# WHAT IS NEEDED
In the listing below, pick out lines with "this".

# AVAILABLE DATA
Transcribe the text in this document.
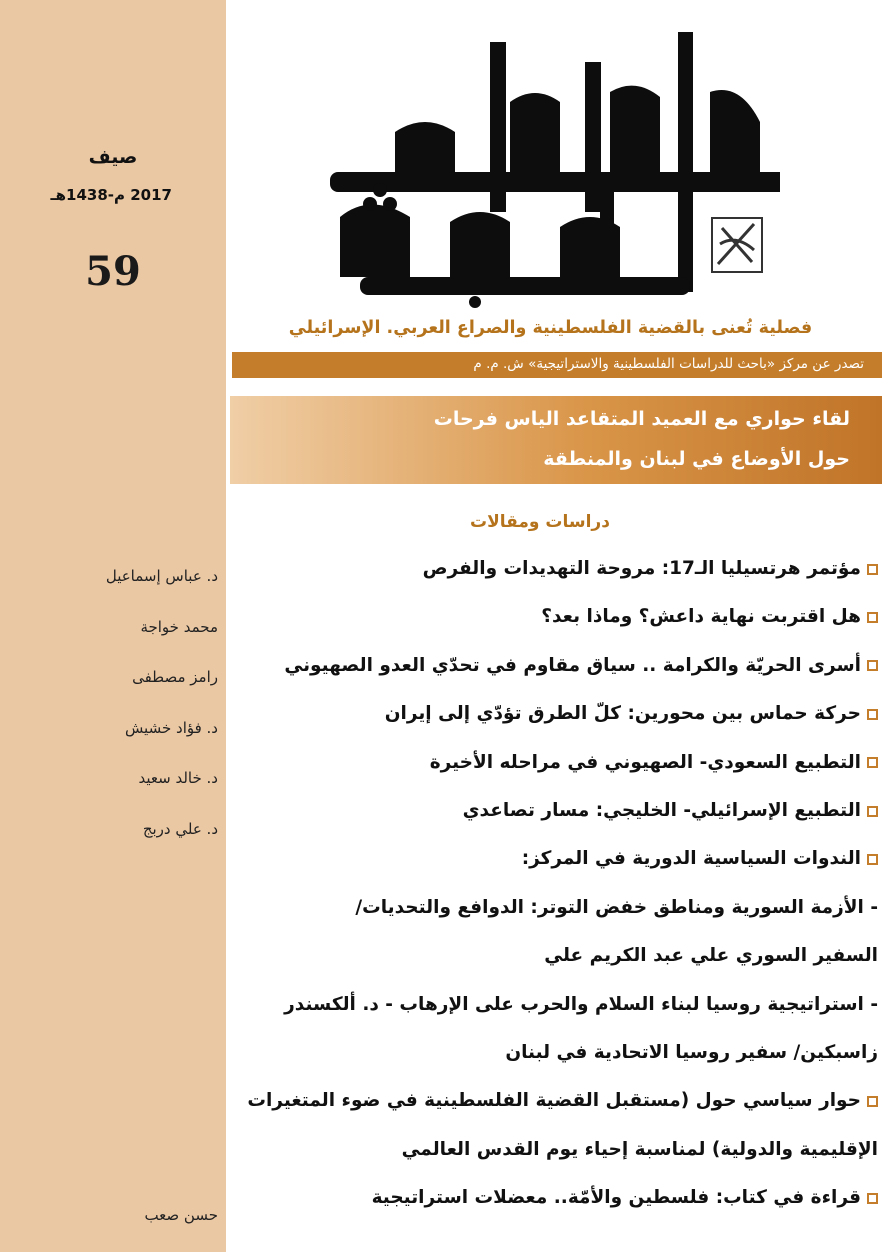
صيف
2017 م-1438هـ
59
د. عباس إسماعيل
محمد خواجة
رامز مصطفى
د. فؤاد خشيش
د. خالد سعيد
د. علي دربج
حسن صعب
فصلية تُعنى بالقضية الفلسطينية والصراع العربي. الإسرائيلي
تصدر عن مركز «باحث للدراسات الفلسطينية والاستراتيجية» ش. م. م
لقاء حواري مع العميد المتقاعد الياس فرحات
حول الأوضاع في لبنان والمنطقة
دراسات ومقالات
مؤتمر هرتسيليا الـ17: مروحة التهديدات والفرص
هل اقتربت نهاية داعش؟ وماذا بعد؟
أسرى الحريّة والكرامة .. سياق مقاوم في تحدّي العدو الصهيوني
حركة حماس بين محورين: كلّ الطرق تؤدّي إلى إيران
التطبيع السعودي- الصهيوني في مراحله الأخيرة
التطبيع الإسرائيلي- الخليجي: مسار تصاعدي
الندوات السياسية الدورية في المركز:
- الأزمة السورية ومناطق خفض التوتر: الدوافع والتحديات/
السفير السوري علي عبد الكريم علي
- استراتيجية روسيا لبناء السلام والحرب على الإرهاب - د. ألكسندر
زاسبكين/ سفير روسيا الاتحادية في لبنان
حوار سياسي حول (مستقبل القضية الفلسطينية في ضوء المتغيرات
الإقليمية والدولية) لمناسبة إحياء يوم القدس العالمي
قراءة في كتاب: فلسطين والأمّة.. معضلات استراتيجية
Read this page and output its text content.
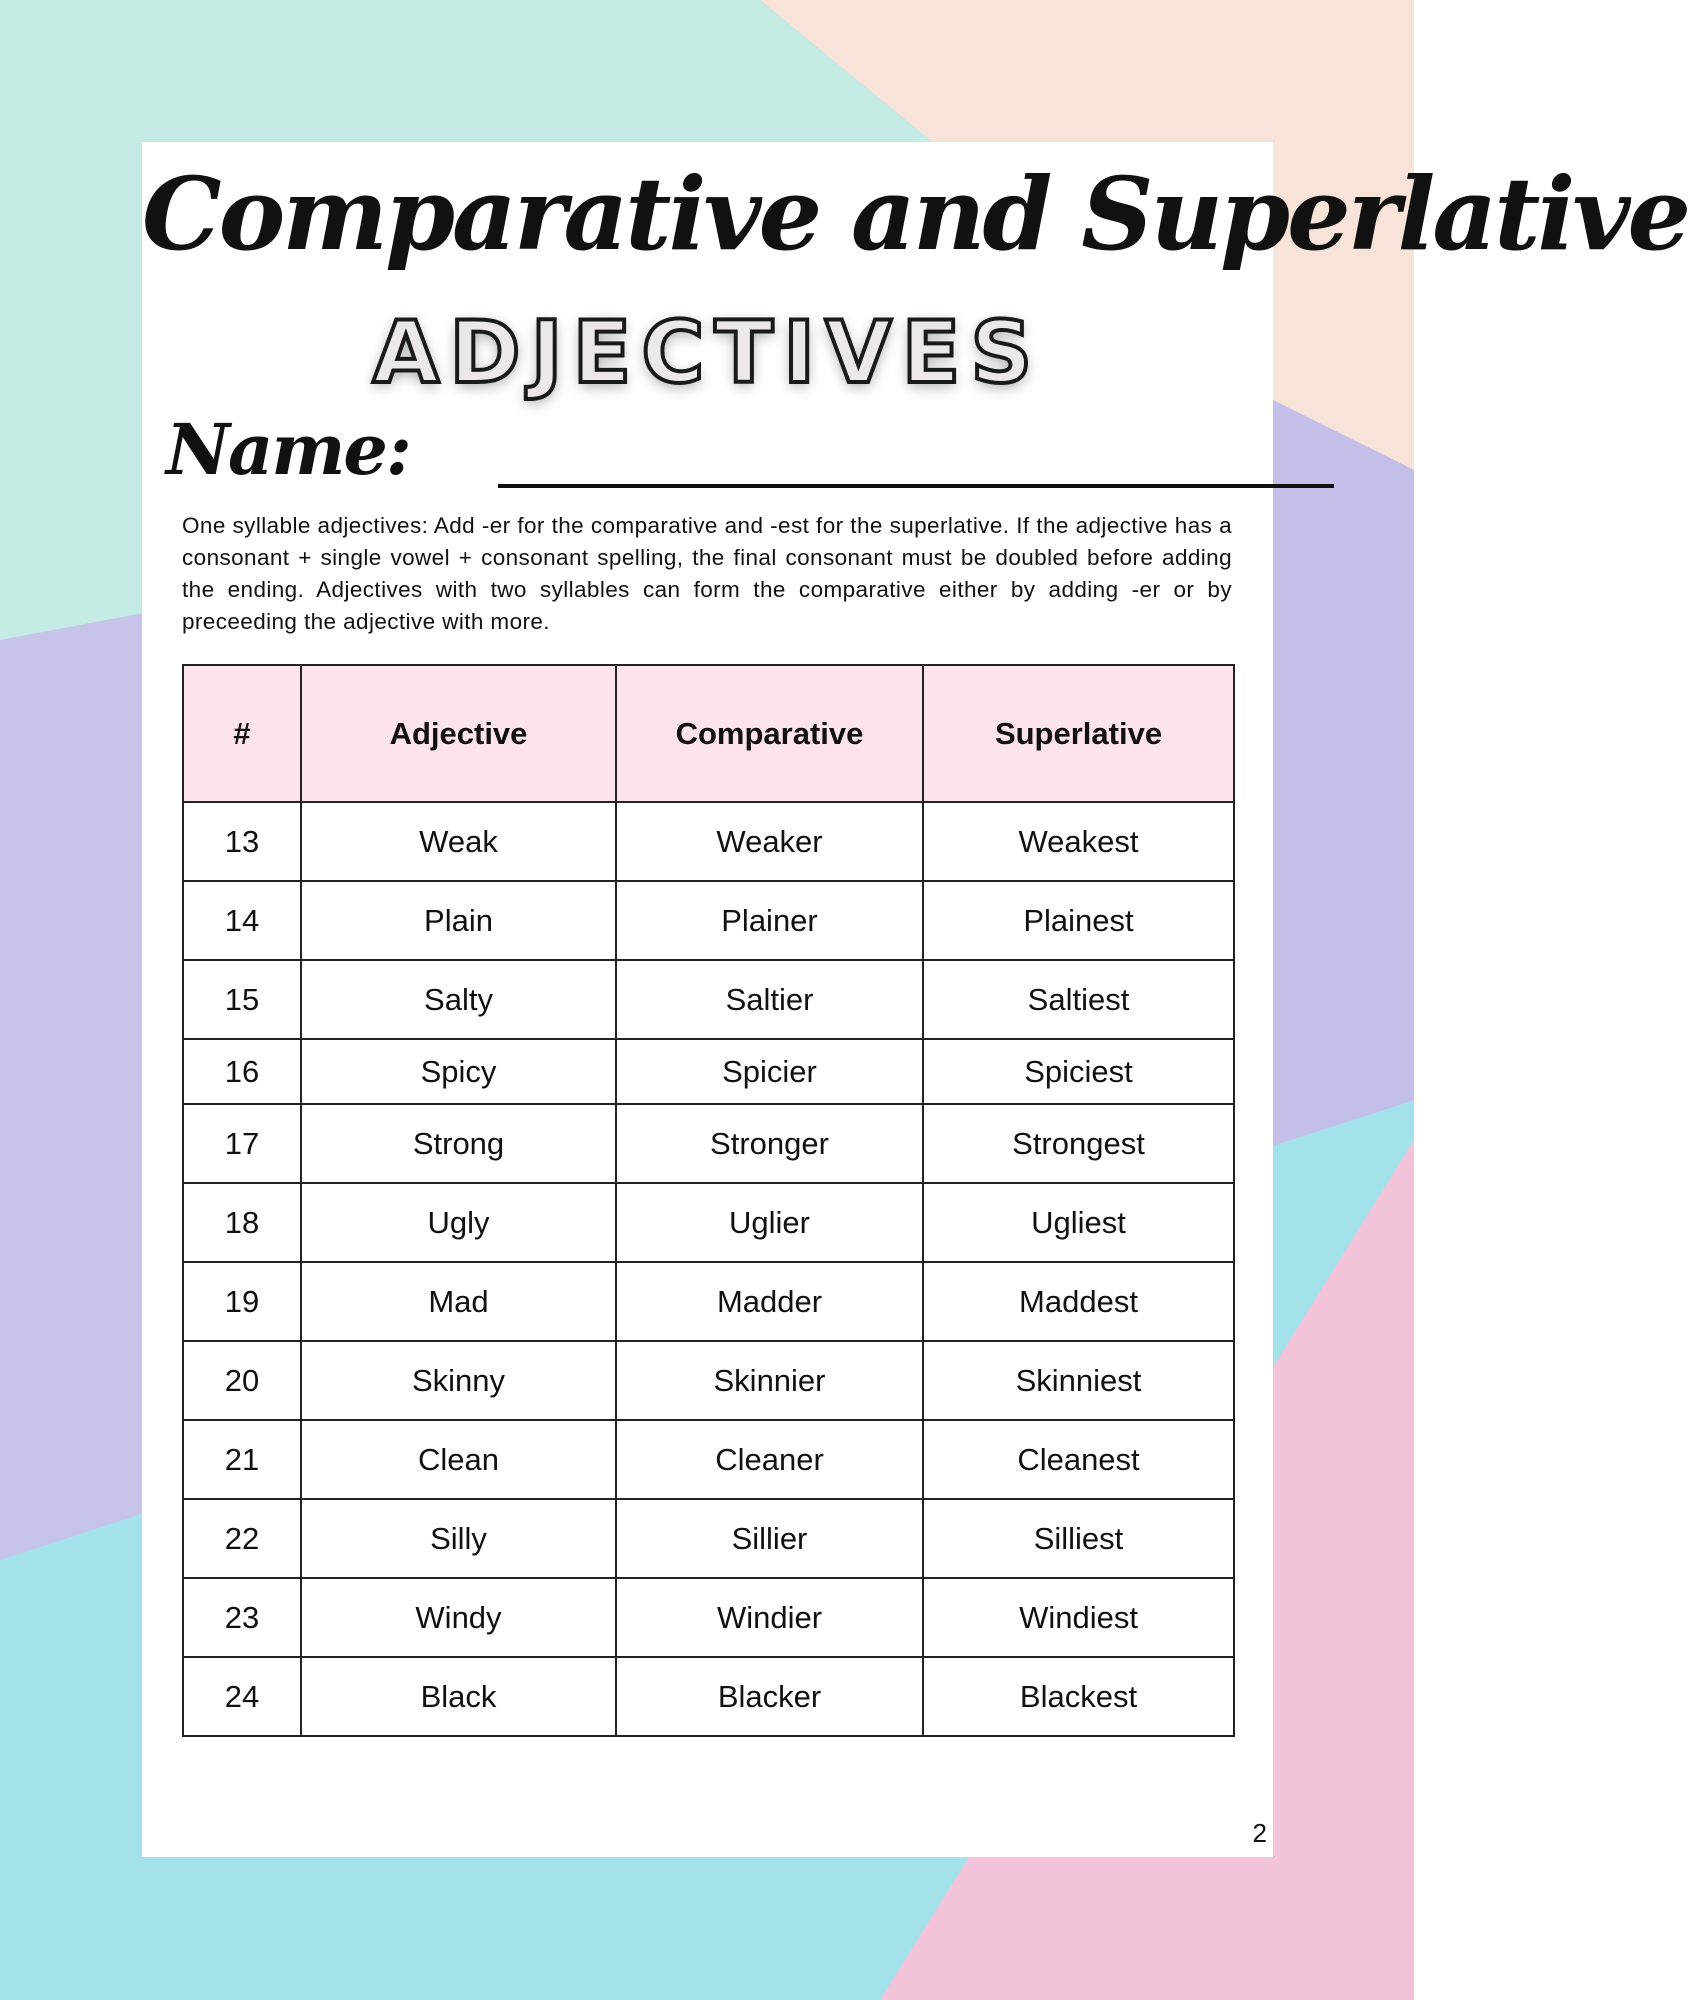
Comparative and Superlative
ADJECTIVES
Name:

One syllable adjectives: Add -er for the comparative and -est for the superlative. If the adjective has a consonant + single vowel + consonant spelling, the final consonant must be doubled before adding the ending. Adjectives with two syllables can form the comparative either by adding -er or by preceeding the adjective with more.

#	Adjective	Comparative	Superlative
13	Weak	Weaker	Weakest
14	Plain	Plainer	Plainest
15	Salty	Saltier	Saltiest
16	Spicy	Spicier	Spiciest
17	Strong	Stronger	Strongest
18	Ugly	Uglier	Ugliest
19	Mad	Madder	Maddest
20	Skinny	Skinnier	Skinniest
21	Clean	Cleaner	Cleanest
22	Silly	Sillier	Silliest
23	Windy	Windier	Windiest
24	Black	Blacker	Blackest
2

# EXERCISE RESPONSE
Transcribe the text in this document.
Read this page and output its text content.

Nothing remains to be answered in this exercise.